### Instructions to follow
Every entry must be echoed exactly.

### Stored data
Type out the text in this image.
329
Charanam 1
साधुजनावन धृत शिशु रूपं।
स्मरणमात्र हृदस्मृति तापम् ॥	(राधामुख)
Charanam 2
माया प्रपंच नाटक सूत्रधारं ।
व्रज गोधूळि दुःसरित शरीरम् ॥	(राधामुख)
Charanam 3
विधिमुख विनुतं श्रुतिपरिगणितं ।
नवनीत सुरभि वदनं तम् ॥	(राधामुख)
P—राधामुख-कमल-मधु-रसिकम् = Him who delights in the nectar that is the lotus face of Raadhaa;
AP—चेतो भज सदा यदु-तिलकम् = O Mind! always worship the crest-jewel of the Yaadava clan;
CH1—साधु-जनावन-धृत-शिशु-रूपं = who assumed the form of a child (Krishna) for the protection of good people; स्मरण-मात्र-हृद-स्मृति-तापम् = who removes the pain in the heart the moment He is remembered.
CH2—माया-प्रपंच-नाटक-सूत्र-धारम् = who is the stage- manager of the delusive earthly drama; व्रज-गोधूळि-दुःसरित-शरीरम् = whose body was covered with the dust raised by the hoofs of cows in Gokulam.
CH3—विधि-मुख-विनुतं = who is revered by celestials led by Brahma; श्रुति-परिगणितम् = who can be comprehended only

### Result of the task
Type out the text in this image.
329
Charanam 1
साधुजनावन धृत शिशु रूपं।
स्मरणमात्र हृदस्मृति तापम् ॥	(राधामुख)
Charanam 2
माया प्रपंच नाटक सूत्रधारं ।
व्रज गोधूळि दुःसरित शरीरम् ॥	(राधामुख)
Charanam 3
विधिमुख विनुतं श्रुतिपरिगणितं ।
नवनीत सुरभि वदनं तम् ॥	(राधामुख)
P—राधामुख-कमल-मधु-रसिकम् = Him who delights in the nectar that is the lotus face of Raadhaa;
AP—चेतो भज सदा यदु-तिलकम् = O Mind! always worship the crest-jewel of the Yaadava clan;
CH1—साधु-जनावन-धृत-शिशु-रूपं = who assumed the form of a child (Krishna) for the protection of good people; स्मरण-मात्र-हृद-स्मृति-तापम् = who removes the pain in the heart the moment He is remembered.
CH2—माया-प्रपंच-नाटक-सूत्र-धारम् = who is the stage- manager of the delusive earthly drama; व्रज-गोधूळि-दुःसरित-शरीरम् = whose body was covered with the dust raised by the hoofs of cows in Gokulam.
CH3—विधि-मुख-विनुतं = who is revered by celestials led by Brahma; श्रुति-परिगणितम् = who can be comprehended only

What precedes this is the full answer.